◆ **Written problem**: Extract the lines that hold the string "rest".

Dataset excerpt
***

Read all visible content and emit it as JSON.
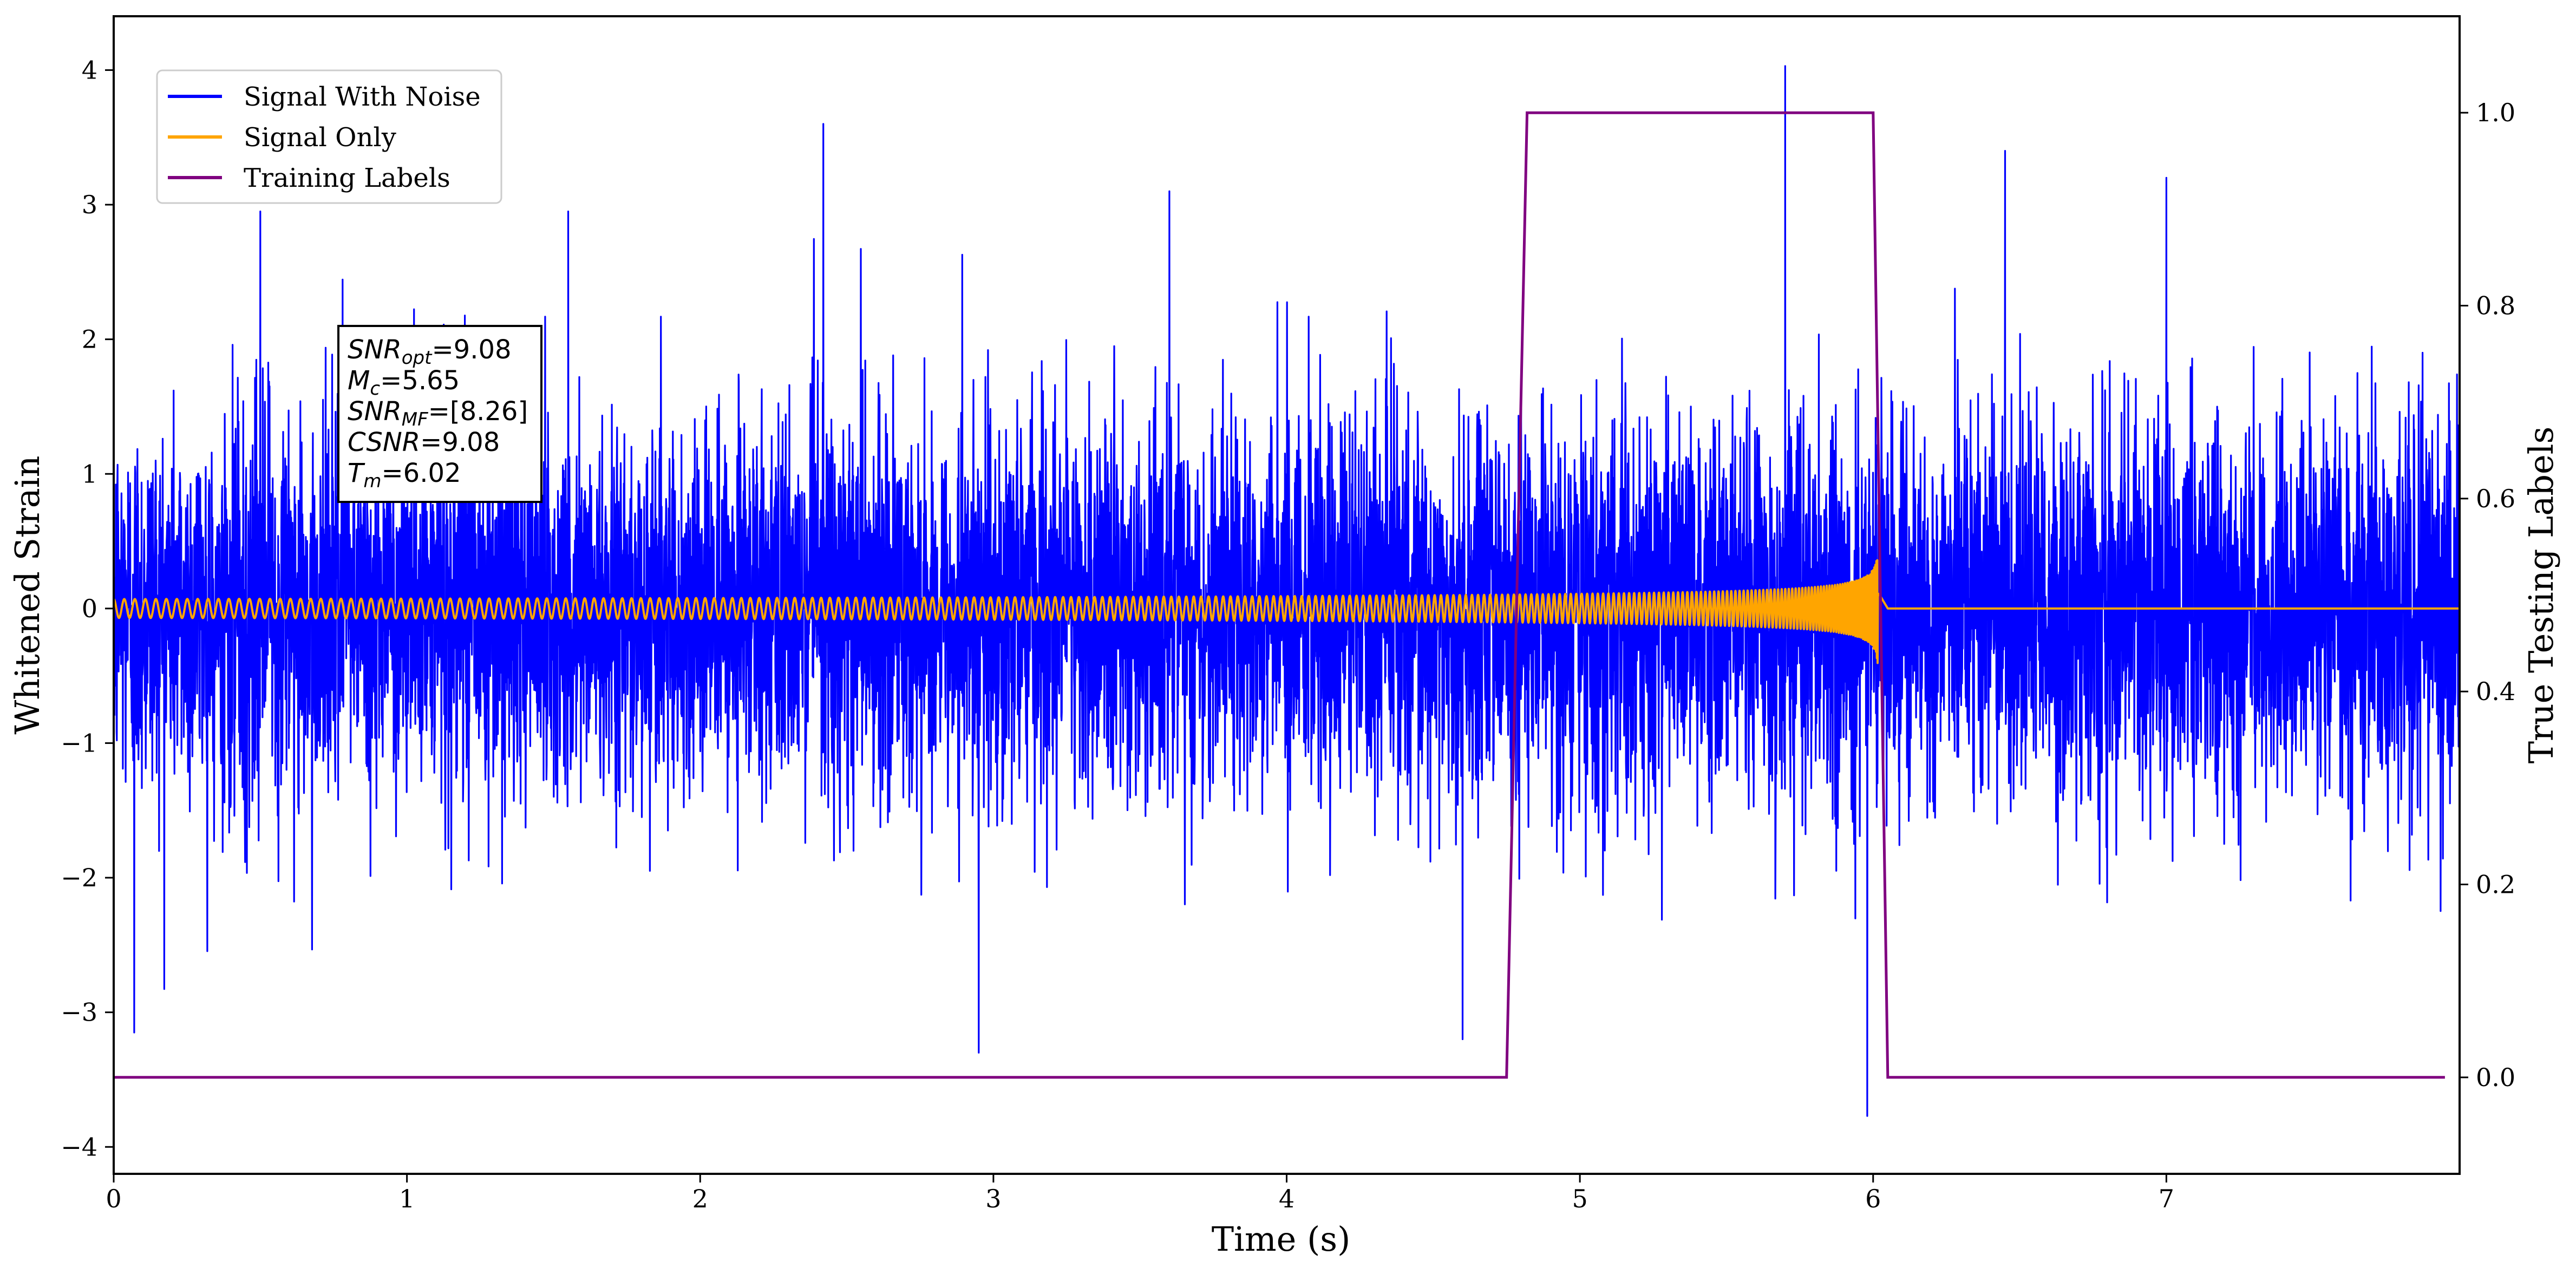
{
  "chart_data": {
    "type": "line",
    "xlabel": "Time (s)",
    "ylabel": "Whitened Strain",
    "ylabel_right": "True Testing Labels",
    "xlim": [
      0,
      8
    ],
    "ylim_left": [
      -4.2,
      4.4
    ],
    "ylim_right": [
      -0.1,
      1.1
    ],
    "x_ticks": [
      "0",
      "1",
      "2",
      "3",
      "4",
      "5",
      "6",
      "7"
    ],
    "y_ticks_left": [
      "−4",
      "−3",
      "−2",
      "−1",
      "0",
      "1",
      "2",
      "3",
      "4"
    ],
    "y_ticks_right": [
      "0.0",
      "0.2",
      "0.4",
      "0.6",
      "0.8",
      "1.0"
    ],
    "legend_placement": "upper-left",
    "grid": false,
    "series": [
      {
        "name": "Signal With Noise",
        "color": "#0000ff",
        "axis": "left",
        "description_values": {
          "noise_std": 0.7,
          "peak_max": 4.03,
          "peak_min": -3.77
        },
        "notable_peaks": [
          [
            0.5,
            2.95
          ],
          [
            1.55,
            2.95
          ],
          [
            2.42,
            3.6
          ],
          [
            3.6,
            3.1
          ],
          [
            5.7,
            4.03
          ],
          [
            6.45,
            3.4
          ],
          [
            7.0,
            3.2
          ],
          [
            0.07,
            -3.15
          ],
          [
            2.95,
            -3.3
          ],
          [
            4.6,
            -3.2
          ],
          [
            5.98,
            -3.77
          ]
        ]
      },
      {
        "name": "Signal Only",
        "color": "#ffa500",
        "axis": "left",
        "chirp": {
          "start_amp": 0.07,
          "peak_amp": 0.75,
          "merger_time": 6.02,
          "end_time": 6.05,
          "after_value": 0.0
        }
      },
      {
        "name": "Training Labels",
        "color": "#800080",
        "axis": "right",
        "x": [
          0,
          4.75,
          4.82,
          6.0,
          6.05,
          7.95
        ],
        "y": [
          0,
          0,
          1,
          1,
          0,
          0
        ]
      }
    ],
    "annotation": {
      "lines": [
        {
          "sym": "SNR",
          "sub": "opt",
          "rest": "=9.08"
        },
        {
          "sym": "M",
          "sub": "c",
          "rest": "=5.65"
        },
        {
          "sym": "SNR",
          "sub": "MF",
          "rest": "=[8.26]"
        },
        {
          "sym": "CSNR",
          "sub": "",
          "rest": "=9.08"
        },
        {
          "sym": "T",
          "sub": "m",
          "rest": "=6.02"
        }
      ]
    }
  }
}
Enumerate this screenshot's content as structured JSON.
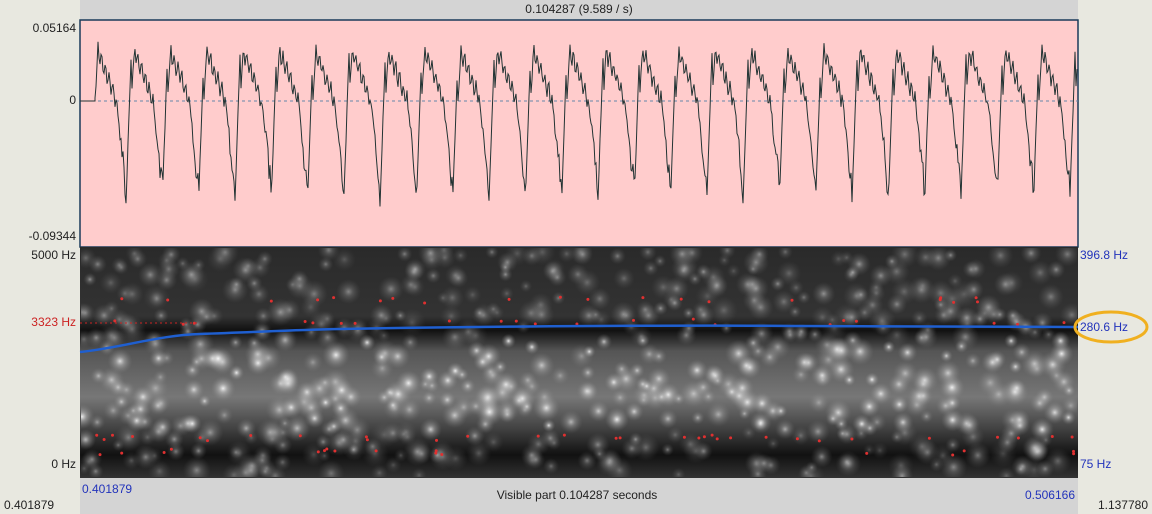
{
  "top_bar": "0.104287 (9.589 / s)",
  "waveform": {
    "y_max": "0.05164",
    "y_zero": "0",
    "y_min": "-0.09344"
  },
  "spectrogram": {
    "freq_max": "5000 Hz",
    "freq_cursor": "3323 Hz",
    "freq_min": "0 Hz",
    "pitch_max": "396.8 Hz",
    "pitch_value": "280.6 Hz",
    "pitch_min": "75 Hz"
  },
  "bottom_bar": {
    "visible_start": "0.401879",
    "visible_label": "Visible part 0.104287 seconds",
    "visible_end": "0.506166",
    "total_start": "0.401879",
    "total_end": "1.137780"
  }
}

***

◆ **Exercise response**:
          "rest": "=9.08"
          "rest": "=5.65"
          "rest": "=[8.26]"
          "rest": "=9.08"
          "rest": "=6.02"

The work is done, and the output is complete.